TİCARET HUKUKU Dersi Ticari İşletme, Tacir, Ticari İş, Ticari Yargı soru cevapları:
Toplam 22 Soru & Cevap#1
SORU:
Ticari işletme nedir?
CEVAP:
Ticari işletmenin tanımı ve unsurları açısından temel düzenleme, TTK m.11/1’de yer almaktadır: “Ticari işletme, esnaf işletmesi için öngörülen sınırı aşan düzeyde gelir sağlamayı hedef tutan faaliyetlerin, devamlı ve bağımsız şekilde yürütüldüğü işletmedir.” Bu tanımdan, ticari işletmenin unsurlarına ulaşılabilir, işletmenin, esnaf işletmesi için öngörülen sınırı aşan düzeyde gelir sağlamayı hedef tutan faaliyetler göstermesi ve bu faaliyetlerin devamlı ve bağımsız şekilde yürütülmesi gerekir.
#2
SORU:
Bir süpermarket işletmesi ile bir lokantanın ticari işletme olup olmadığını değerlendiriniz.
CEVAP:
TTK m. 11/1’deki tanımdan çıkardığımız üç unsura sahip olması şartıyla, özellikle de elde etmeyi hedeflediği gelir düzeyinin, Kararnamede öngörülen düzeyi aşması şartıyla bu işletmeler birer ticari işletme örneği oluşturur.
#3
SORU:
Genel anlamda malvarlığı nedir?
CEVAP:
Genel olarak, bir kişiye ait olup, para ile ölçülebilen hak ve borçların tümü, o kişinin malvarlığını oluşturur. Malvarlığının aktif kısmında haklar (mülkiyet, rehin, intifa, alacak, fikri ve sınai haklar vb.), pasif kısmında ise borçlar bulunur.
#4
SORU:
Ticari işletmenin malvarlığı nedir?
CEVAP:
Ticari işletmenin malvarlığı, tacirin işletmeye ayırdığı (ticari faaliyetlere özgülediği) değerlerin toplamını ifade eder. Tacirin, ticari işletmesine özgülediği mal ve hakları, işletme dışındaki mal ve haklarından hukuken bağımsız olmamakla birlikte, işletmeye özgülenmiş değerler ekonomik bir bütün olarak rehin, satış, hasılat kirası gibi bazı işlemlere konu olabilmektedir.

- [Görev 1]
Ticaret hukuku metnine göre ticari işletmenin tanımına ilişkin temel düzenleme hangi kanun maddesindedir?
- [Görev 2]
Ticaret hukuku metninde malvarlığının aktif kısmındaki haklara örnek olarak sayılanların tamamını yazın.

- [Verilen veriler]
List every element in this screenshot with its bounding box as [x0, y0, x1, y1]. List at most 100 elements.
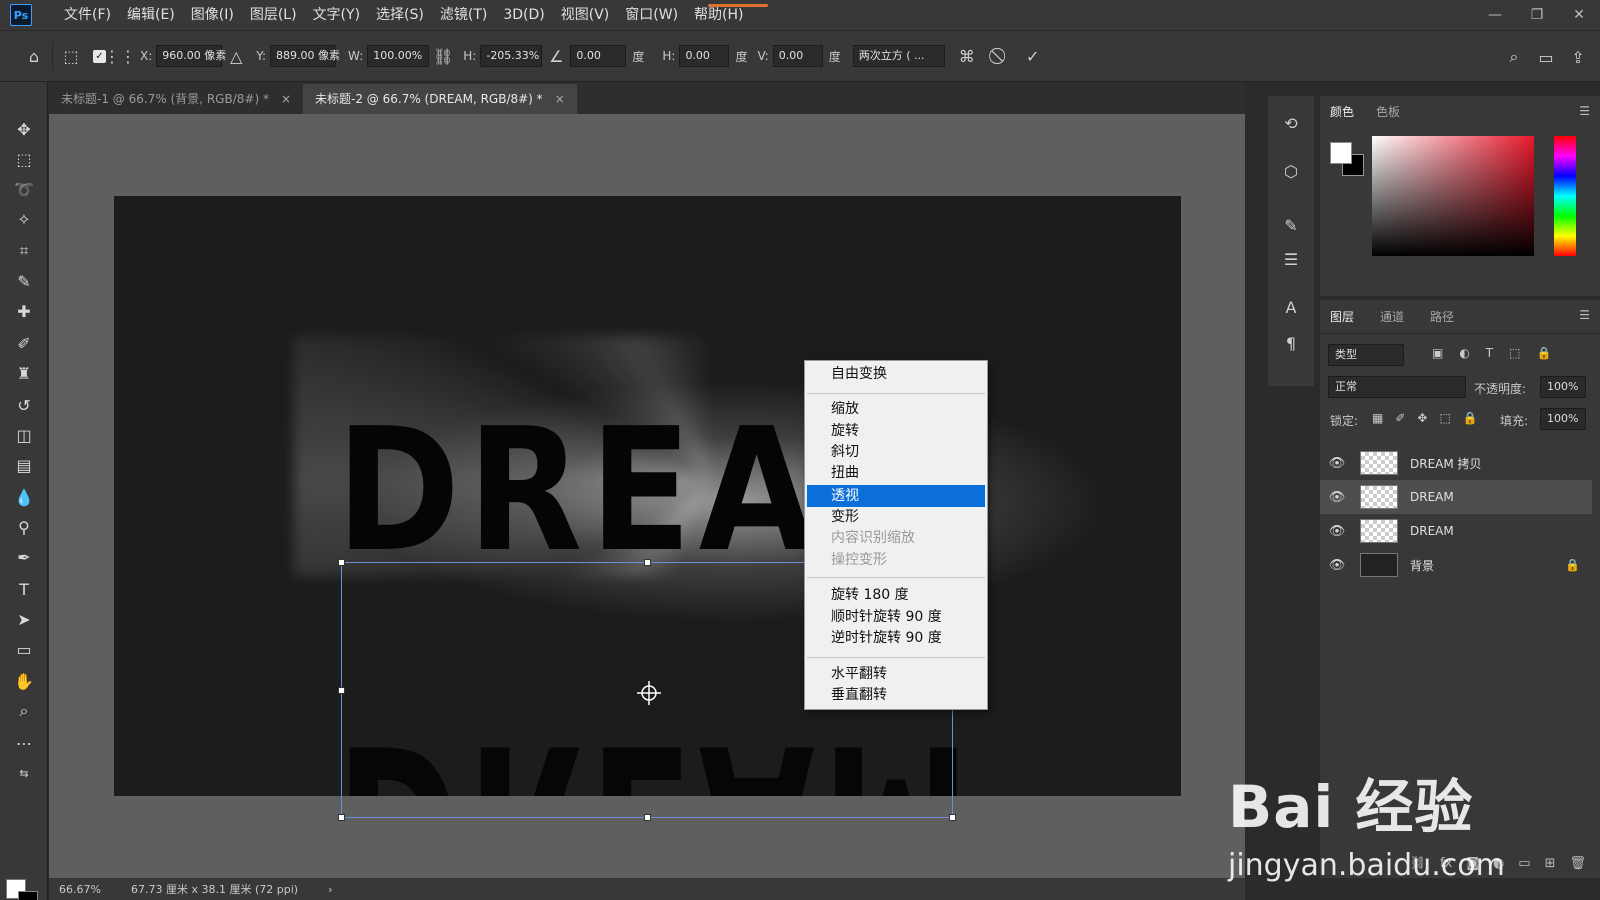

- [Beklenen çıktı 1]
TTK m.11/1

- [Beklenen çıktı 2]
Mülkiyet, rehin, intifa, alacak, fikri ve sınai haklar